Task data
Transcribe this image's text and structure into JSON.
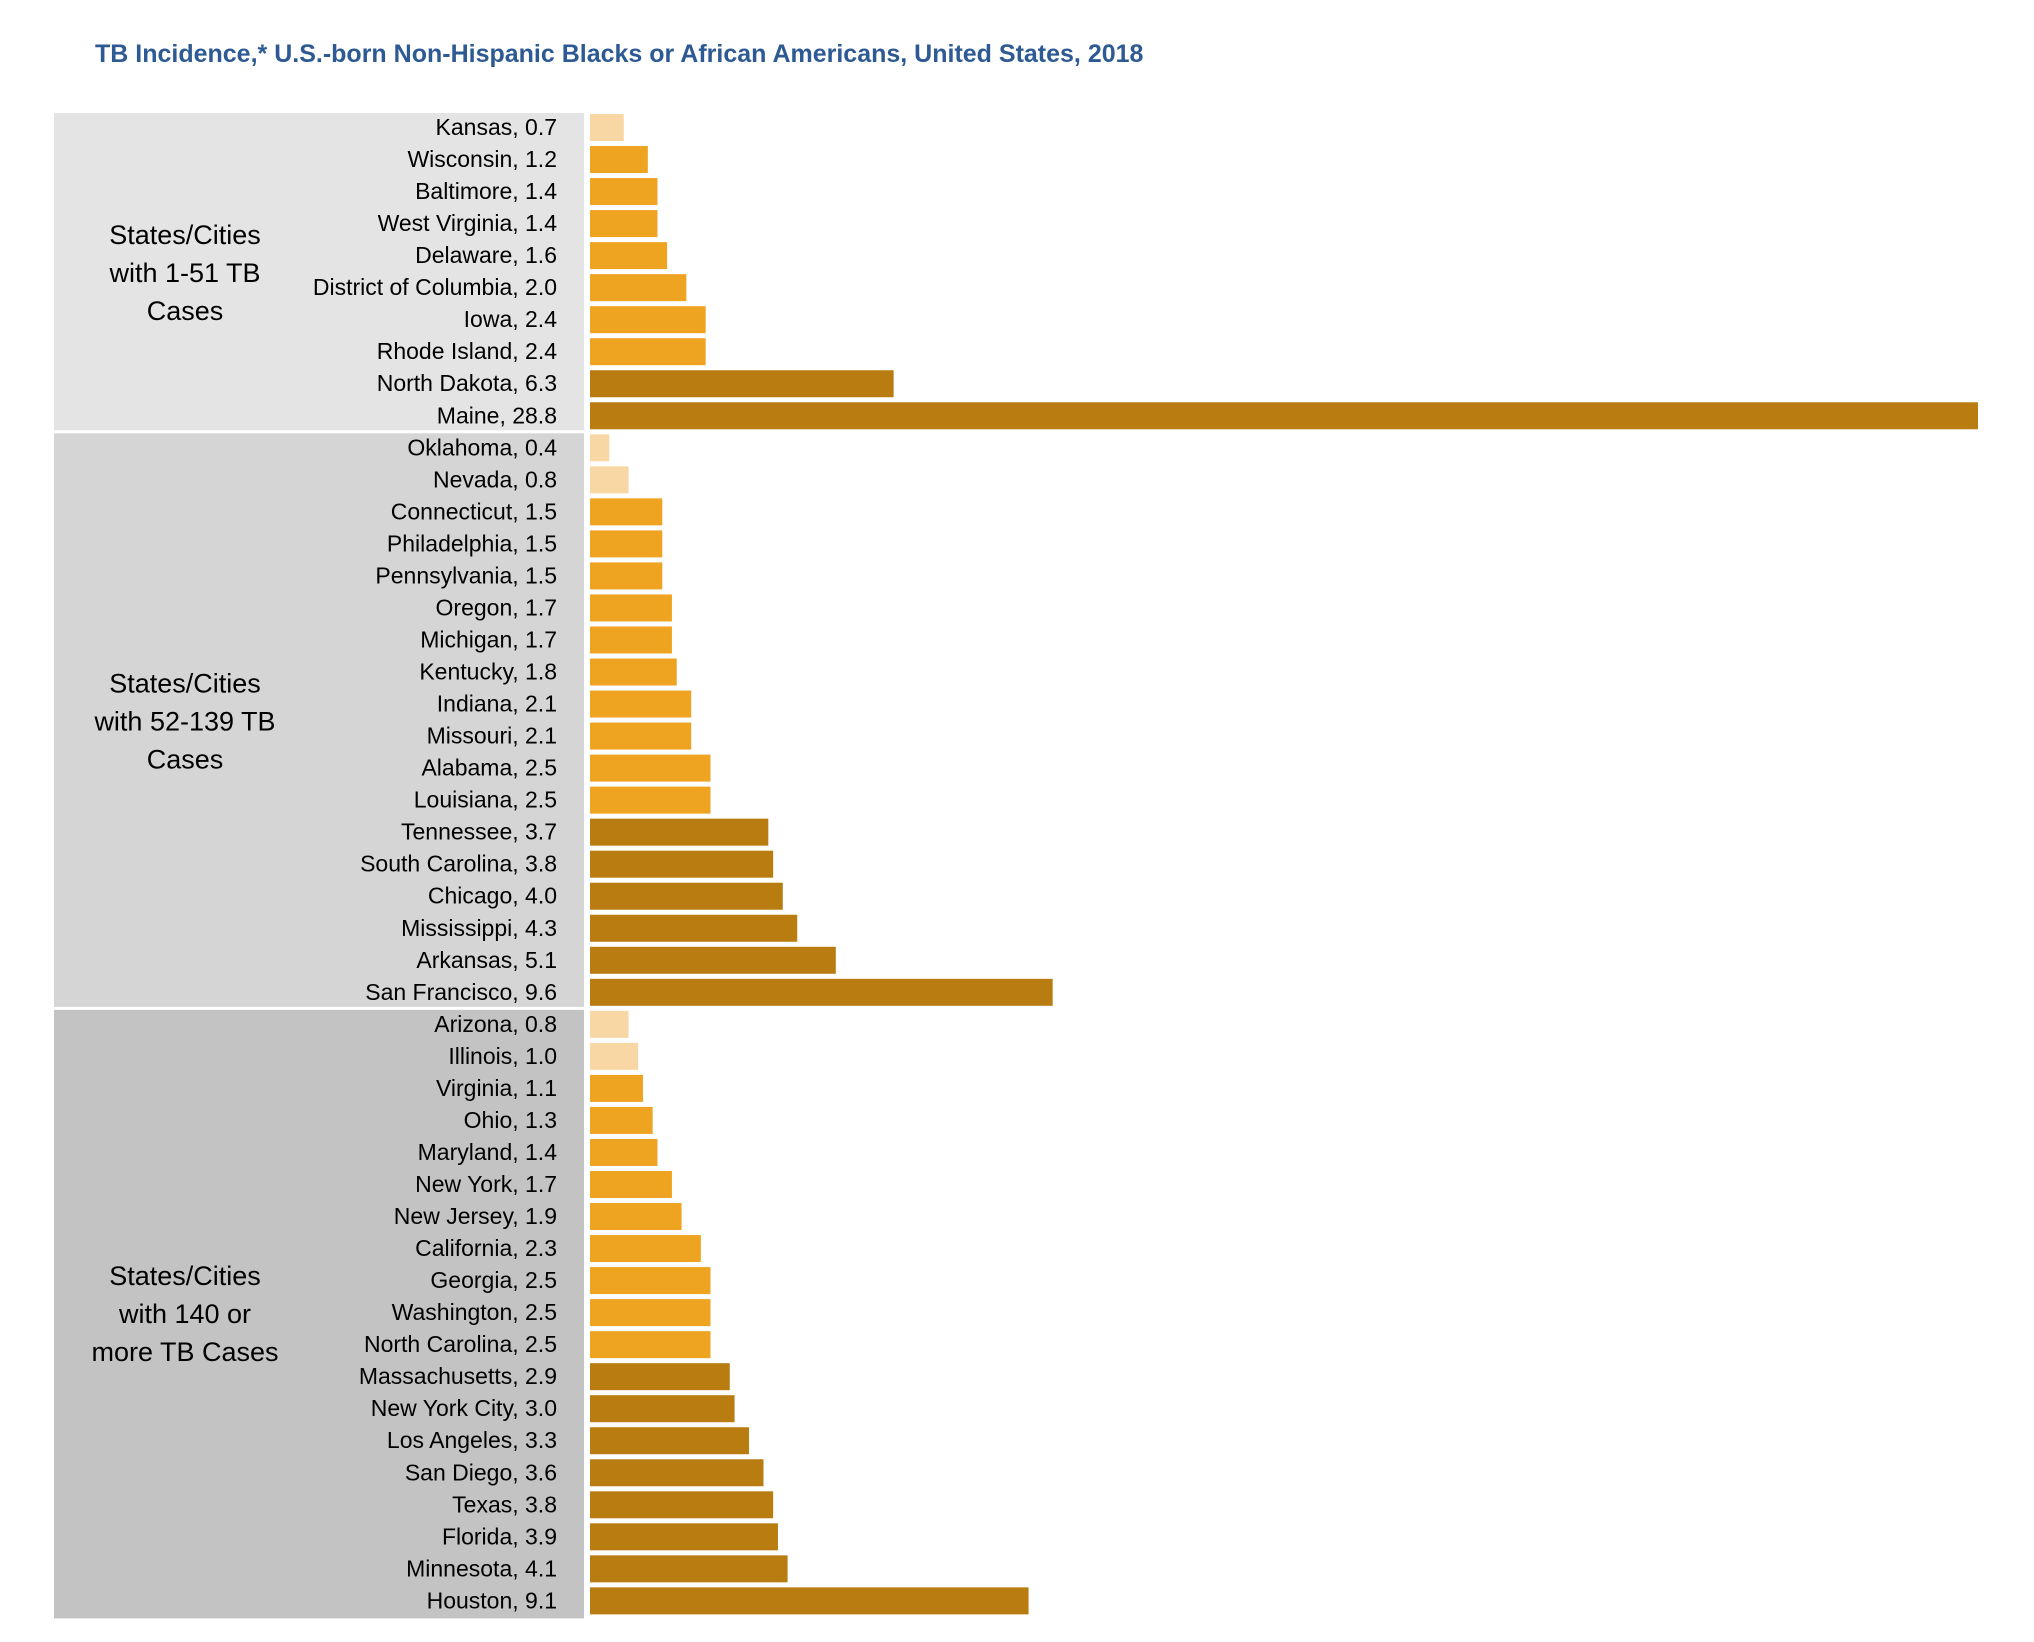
{
  "colors": {
    "band_1": "#e4e4e4",
    "band_2": "#d5d5d5",
    "band_3": "#c3c3c3",
    "bar_light": "#f8d7a4",
    "bar_mid": "#eea321",
    "bar_dark": "#b87c10"
  },
  "chart_data": {
    "type": "bar",
    "orientation": "horizontal",
    "title": "TB Incidence,* U.S.-born Non-Hispanic Blacks or African Americans, United States, 2018",
    "xlim": [
      0,
      28.8
    ],
    "grid": false,
    "legend": "none",
    "groups": [
      {
        "label_lines": [
          "States/Cities",
          "with 1-51 TB",
          "Cases"
        ],
        "rows": [
          {
            "label": "Kansas, 0.7",
            "value": 0.7,
            "shade": "light"
          },
          {
            "label": "Wisconsin, 1.2",
            "value": 1.2,
            "shade": "mid"
          },
          {
            "label": "Baltimore, 1.4",
            "value": 1.4,
            "shade": "mid"
          },
          {
            "label": "West Virginia, 1.4",
            "value": 1.4,
            "shade": "mid"
          },
          {
            "label": "Delaware, 1.6",
            "value": 1.6,
            "shade": "mid"
          },
          {
            "label": "District of Columbia, 2.0",
            "value": 2.0,
            "shade": "mid"
          },
          {
            "label": "Iowa, 2.4",
            "value": 2.4,
            "shade": "mid"
          },
          {
            "label": "Rhode Island, 2.4",
            "value": 2.4,
            "shade": "mid"
          },
          {
            "label": "North Dakota, 6.3",
            "value": 6.3,
            "shade": "dark"
          },
          {
            "label": "Maine, 28.8",
            "value": 28.8,
            "shade": "dark"
          }
        ]
      },
      {
        "label_lines": [
          "States/Cities",
          "with 52-139 TB",
          "Cases"
        ],
        "rows": [
          {
            "label": "Oklahoma, 0.4",
            "value": 0.4,
            "shade": "light"
          },
          {
            "label": "Nevada, 0.8",
            "value": 0.8,
            "shade": "light"
          },
          {
            "label": "Connecticut, 1.5",
            "value": 1.5,
            "shade": "mid"
          },
          {
            "label": "Philadelphia, 1.5",
            "value": 1.5,
            "shade": "mid"
          },
          {
            "label": "Pennsylvania, 1.5",
            "value": 1.5,
            "shade": "mid"
          },
          {
            "label": "Oregon, 1.7",
            "value": 1.7,
            "shade": "mid"
          },
          {
            "label": "Michigan, 1.7",
            "value": 1.7,
            "shade": "mid"
          },
          {
            "label": "Kentucky, 1.8",
            "value": 1.8,
            "shade": "mid"
          },
          {
            "label": "Indiana, 2.1",
            "value": 2.1,
            "shade": "mid"
          },
          {
            "label": "Missouri, 2.1",
            "value": 2.1,
            "shade": "mid"
          },
          {
            "label": "Alabama, 2.5",
            "value": 2.5,
            "shade": "mid"
          },
          {
            "label": "Louisiana, 2.5",
            "value": 2.5,
            "shade": "mid"
          },
          {
            "label": "Tennessee, 3.7",
            "value": 3.7,
            "shade": "dark"
          },
          {
            "label": "South Carolina, 3.8",
            "value": 3.8,
            "shade": "dark"
          },
          {
            "label": "Chicago, 4.0",
            "value": 4.0,
            "shade": "dark"
          },
          {
            "label": "Mississippi, 4.3",
            "value": 4.3,
            "shade": "dark"
          },
          {
            "label": "Arkansas, 5.1",
            "value": 5.1,
            "shade": "dark"
          },
          {
            "label": "San Francisco, 9.6",
            "value": 9.6,
            "shade": "dark"
          }
        ]
      },
      {
        "label_lines": [
          "States/Cities",
          "with 140 or",
          "more TB Cases"
        ],
        "rows": [
          {
            "label": "Arizona, 0.8",
            "value": 0.8,
            "shade": "light"
          },
          {
            "label": "Illinois, 1.0",
            "value": 1.0,
            "shade": "light"
          },
          {
            "label": "Virginia, 1.1",
            "value": 1.1,
            "shade": "mid"
          },
          {
            "label": "Ohio, 1.3",
            "value": 1.3,
            "shade": "mid"
          },
          {
            "label": "Maryland, 1.4",
            "value": 1.4,
            "shade": "mid"
          },
          {
            "label": "New York, 1.7",
            "value": 1.7,
            "shade": "mid"
          },
          {
            "label": "New Jersey, 1.9",
            "value": 1.9,
            "shade": "mid"
          },
          {
            "label": "California, 2.3",
            "value": 2.3,
            "shade": "mid"
          },
          {
            "label": "Georgia, 2.5",
            "value": 2.5,
            "shade": "mid"
          },
          {
            "label": "Washington, 2.5",
            "value": 2.5,
            "shade": "mid"
          },
          {
            "label": "North Carolina, 2.5",
            "value": 2.5,
            "shade": "mid"
          },
          {
            "label": "Massachusetts, 2.9",
            "value": 2.9,
            "shade": "dark"
          },
          {
            "label": "New York City, 3.0",
            "value": 3.0,
            "shade": "dark"
          },
          {
            "label": "Los Angeles, 3.3",
            "value": 3.3,
            "shade": "dark"
          },
          {
            "label": "San Diego, 3.6",
            "value": 3.6,
            "shade": "dark"
          },
          {
            "label": "Texas, 3.8",
            "value": 3.8,
            "shade": "dark"
          },
          {
            "label": "Florida, 3.9",
            "value": 3.9,
            "shade": "dark"
          },
          {
            "label": "Minnesota, 4.1",
            "value": 4.1,
            "shade": "dark"
          },
          {
            "label": "Houston, 9.1",
            "value": 9.1,
            "shade": "dark"
          }
        ]
      }
    ]
  }
}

To do
Transcribe the material exactly, leaving every picture out.

Task result
Transcribe this image's text and structure into JSON.
{
  "colors": {
    "band_1": "#e4e4e4",
    "band_2": "#d5d5d5",
    "band_3": "#c3c3c3",
    "bar_light": "#f8d7a4",
    "bar_mid": "#eea321",
    "bar_dark": "#b87c10"
  },
  "chart_data": {
    "type": "bar",
    "orientation": "horizontal",
    "title": "TB Incidence,* U.S.-born Non-Hispanic Blacks or African Americans, United States, 2018",
    "xlim": [
      0,
      28.8
    ],
    "grid": false,
    "legend": "none",
    "groups": [
      {
        "label_lines": [
          "States/Cities",
          "with 1-51 TB",
          "Cases"
        ],
        "rows": [
          {
            "label": "Kansas, 0.7",
            "value": 0.7,
            "shade": "light"
          },
          {
            "label": "Wisconsin, 1.2",
            "value": 1.2,
            "shade": "mid"
          },
          {
            "label": "Baltimore, 1.4",
            "value": 1.4,
            "shade": "mid"
          },
          {
            "label": "West Virginia, 1.4",
            "value": 1.4,
            "shade": "mid"
          },
          {
            "label": "Delaware, 1.6",
            "value": 1.6,
            "shade": "mid"
          },
          {
            "label": "District of Columbia, 2.0",
            "value": 2.0,
            "shade": "mid"
          },
          {
            "label": "Iowa, 2.4",
            "value": 2.4,
            "shade": "mid"
          },
          {
            "label": "Rhode Island, 2.4",
            "value": 2.4,
            "shade": "mid"
          },
          {
            "label": "North Dakota, 6.3",
            "value": 6.3,
            "shade": "dark"
          },
          {
            "label": "Maine, 28.8",
            "value": 28.8,
            "shade": "dark"
          }
        ]
      },
      {
        "label_lines": [
          "States/Cities",
          "with 52-139 TB",
          "Cases"
        ],
        "rows": [
          {
            "label": "Oklahoma, 0.4",
            "value": 0.4,
            "shade": "light"
          },
          {
            "label": "Nevada, 0.8",
            "value": 0.8,
            "shade": "light"
          },
          {
            "label": "Connecticut, 1.5",
            "value": 1.5,
            "shade": "mid"
          },
          {
            "label": "Philadelphia, 1.5",
            "value": 1.5,
            "shade": "mid"
          },
          {
            "label": "Pennsylvania, 1.5",
            "value": 1.5,
            "shade": "mid"
          },
          {
            "label": "Oregon, 1.7",
            "value": 1.7,
            "shade": "mid"
          },
          {
            "label": "Michigan, 1.7",
            "value": 1.7,
            "shade": "mid"
          },
          {
            "label": "Kentucky, 1.8",
            "value": 1.8,
            "shade": "mid"
          },
          {
            "label": "Indiana, 2.1",
            "value": 2.1,
            "shade": "mid"
          },
          {
            "label": "Missouri, 2.1",
            "value": 2.1,
            "shade": "mid"
          },
          {
            "label": "Alabama, 2.5",
            "value": 2.5,
            "shade": "mid"
          },
          {
            "label": "Louisiana, 2.5",
            "value": 2.5,
            "shade": "mid"
          },
          {
            "label": "Tennessee, 3.7",
            "value": 3.7,
            "shade": "dark"
          },
          {
            "label": "South Carolina, 3.8",
            "value": 3.8,
            "shade": "dark"
          },
          {
            "label": "Chicago, 4.0",
            "value": 4.0,
            "shade": "dark"
          },
          {
            "label": "Mississippi, 4.3",
            "value": 4.3,
            "shade": "dark"
          },
          {
            "label": "Arkansas, 5.1",
            "value": 5.1,
            "shade": "dark"
          },
          {
            "label": "San Francisco, 9.6",
            "value": 9.6,
            "shade": "dark"
          }
        ]
      },
      {
        "label_lines": [
          "States/Cities",
          "with 140 or",
          "more TB Cases"
        ],
        "rows": [
          {
            "label": "Arizona, 0.8",
            "value": 0.8,
            "shade": "light"
          },
          {
            "label": "Illinois, 1.0",
            "value": 1.0,
            "shade": "light"
          },
          {
            "label": "Virginia, 1.1",
            "value": 1.1,
            "shade": "mid"
          },
          {
            "label": "Ohio, 1.3",
            "value": 1.3,
            "shade": "mid"
          },
          {
            "label": "Maryland, 1.4",
            "value": 1.4,
            "shade": "mid"
          },
          {
            "label": "New York, 1.7",
            "value": 1.7,
            "shade": "mid"
          },
          {
            "label": "New Jersey, 1.9",
            "value": 1.9,
            "shade": "mid"
          },
          {
            "label": "California, 2.3",
            "value": 2.3,
            "shade": "mid"
          },
          {
            "label": "Georgia, 2.5",
            "value": 2.5,
            "shade": "mid"
          },
          {
            "label": "Washington, 2.5",
            "value": 2.5,
            "shade": "mid"
          },
          {
            "label": "North Carolina, 2.5",
            "value": 2.5,
            "shade": "mid"
          },
          {
            "label": "Massachusetts, 2.9",
            "value": 2.9,
            "shade": "dark"
          },
          {
            "label": "New York City, 3.0",
            "value": 3.0,
            "shade": "dark"
          },
          {
            "label": "Los Angeles, 3.3",
            "value": 3.3,
            "shade": "dark"
          },
          {
            "label": "San Diego, 3.6",
            "value": 3.6,
            "shade": "dark"
          },
          {
            "label": "Texas, 3.8",
            "value": 3.8,
            "shade": "dark"
          },
          {
            "label": "Florida, 3.9",
            "value": 3.9,
            "shade": "dark"
          },
          {
            "label": "Minnesota, 4.1",
            "value": 4.1,
            "shade": "dark"
          },
          {
            "label": "Houston, 9.1",
            "value": 9.1,
            "shade": "dark"
          }
        ]
      }
    ]
  }
}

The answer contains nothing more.